• Exercise directions:
Output every line below exactly.

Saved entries

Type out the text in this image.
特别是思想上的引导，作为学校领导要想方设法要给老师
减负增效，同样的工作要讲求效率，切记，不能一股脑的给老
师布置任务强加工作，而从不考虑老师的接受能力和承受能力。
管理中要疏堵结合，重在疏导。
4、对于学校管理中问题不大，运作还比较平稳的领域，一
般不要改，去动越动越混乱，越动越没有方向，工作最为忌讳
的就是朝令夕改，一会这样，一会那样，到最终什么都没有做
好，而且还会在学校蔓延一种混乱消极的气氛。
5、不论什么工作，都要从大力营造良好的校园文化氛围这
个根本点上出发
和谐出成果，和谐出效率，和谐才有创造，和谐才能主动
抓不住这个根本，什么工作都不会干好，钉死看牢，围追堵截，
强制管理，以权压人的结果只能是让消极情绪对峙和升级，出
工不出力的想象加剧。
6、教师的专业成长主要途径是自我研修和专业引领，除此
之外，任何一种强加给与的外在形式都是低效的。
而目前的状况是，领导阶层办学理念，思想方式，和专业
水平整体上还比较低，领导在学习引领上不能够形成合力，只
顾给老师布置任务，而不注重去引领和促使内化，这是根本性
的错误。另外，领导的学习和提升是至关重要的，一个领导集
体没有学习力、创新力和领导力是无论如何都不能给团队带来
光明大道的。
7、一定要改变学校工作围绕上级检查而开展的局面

• Finished exercise:
Type out the text in this image.
特别是思想上的引导，作为学校领导要想方设法要给老师
减负增效，同样的工作要讲求效率，切记，不能一股脑的给老
师布置任务强加工作，而从不考虑老师的接受能力和承受能力。
管理中要疏堵结合，重在疏导。
4、对于学校管理中问题不大，运作还比较平稳的领域，一
般不要改，去动越动越混乱，越动越没有方向，工作最为忌讳
的就是朝令夕改，一会这样，一会那样，到最终什么都没有做
好，而且还会在学校蔓延一种混乱消极的气氛。
5、不论什么工作，都要从大力营造良好的校园文化氛围这
个根本点上出发
和谐出成果，和谐出效率，和谐才有创造，和谐才能主动
抓不住这个根本，什么工作都不会干好，钉死看牢，围追堵截，
强制管理，以权压人的结果只能是让消极情绪对峙和升级，出
工不出力的想象加剧。
6、教师的专业成长主要途径是自我研修和专业引领，除此
之外，任何一种强加给与的外在形式都是低效的。
而目前的状况是，领导阶层办学理念，思想方式，和专业
水平整体上还比较低，领导在学习引领上不能够形成合力，只
顾给老师布置任务，而不注重去引领和促使内化，这是根本性
的错误。另外，领导的学习和提升是至关重要的，一个领导集
体没有学习力、创新力和领导力是无论如何都不能给团队带来
光明大道的。
7、一定要改变学校工作围绕上级检查而开展的局面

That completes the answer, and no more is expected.